THE TASK →
Count how many lines of the data include "energy". The answer is that number and nothing else.

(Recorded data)
begin

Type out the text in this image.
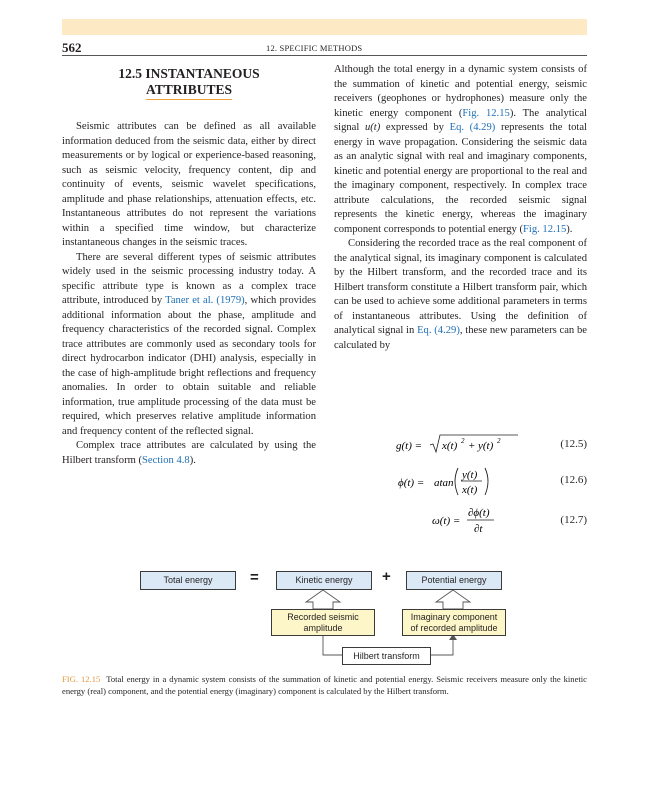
562	12. SPECIFIC METHODS
12.5 INSTANTANEOUS
ATTRIBUTES

Seismic attributes can be defined as all available information deduced from the seismic data, either by direct measurements or by logical or experience-based reasoning, such as seismic velocity, frequency content, dip and continuity of events, seismic wavelet specifications, amplitude and phase relationships, attenuation effects, etc. Instantaneous attributes do not represent the variations within a specified time window, but characterize instantaneous changes in the seismic traces.

There are several different types of seismic attributes widely used in the seismic processing industry today. A specific attribute type is known as a complex trace attribute, introduced by Taner et al. (1979), which provides additional information about the phase, amplitude and frequency characteristics of the recorded signal. Complex trace attributes are commonly used as secondary tools for direct hydrocarbon indicator (DHI) analysis, especially in the case of high-amplitude bright reflections and frequency anomalies. In order to obtain suitable and reliable information, true amplitude processing of the data must be required, which preserves relative amplitude information and frequency content of the reflected signal.

Complex trace attributes are calculated by using the Hilbert transform (Section 4.8).

Although the total energy in a dynamic system consists of the summation of kinetic and potential energy, seismic receivers (geophones or hydrophones) measure only the kinetic energy component (Fig. 12.15). The analytical signal u(t) expressed by Eq. (4.29) represents the total energy in wave propagation. Considering the seismic data as an analytic signal with real and imaginary components, kinetic and potential energy are proportional to the real and the imaginary component, respectively. In complex trace attribute calculations, the recorded seismic signal represents the kinetic energy, whereas the imaginary component corresponds to potential energy (Fig. 12.15).

Considering the recorded trace as the real component of the analytical signal, its imaginary component is calculated by the Hilbert transform, and the recorded trace and its Hilbert transform constitute a Hilbert transform pair, which can be used to achieve some additional parameters in terms of instantaneous attributes. Using the definition of analytical signal in Eq. (4.29), these new parameters can be calculated by

g(t) = x(t) 2 + y(t) 2	(12.5)
ϕ(t) = atan
y(t)
x(t)
(12.6)
ω(t) =
∂ϕ(t)
∂t
(12.7)
Total energy	=	Kinetic energy	+	Potential energy
Recorded seismic
amplitude
Imaginary component
of recorded amplitude
Hilbert transform
FIG. 12.15 Total energy in a dynamic system consists of the summation of kinetic and potential energy. Seismic receivers measure only the kinetic energy (real) component, and the potential energy (imaginary) component is calculated by the Hilbert transform.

end

WRITTEN ANSWER →
3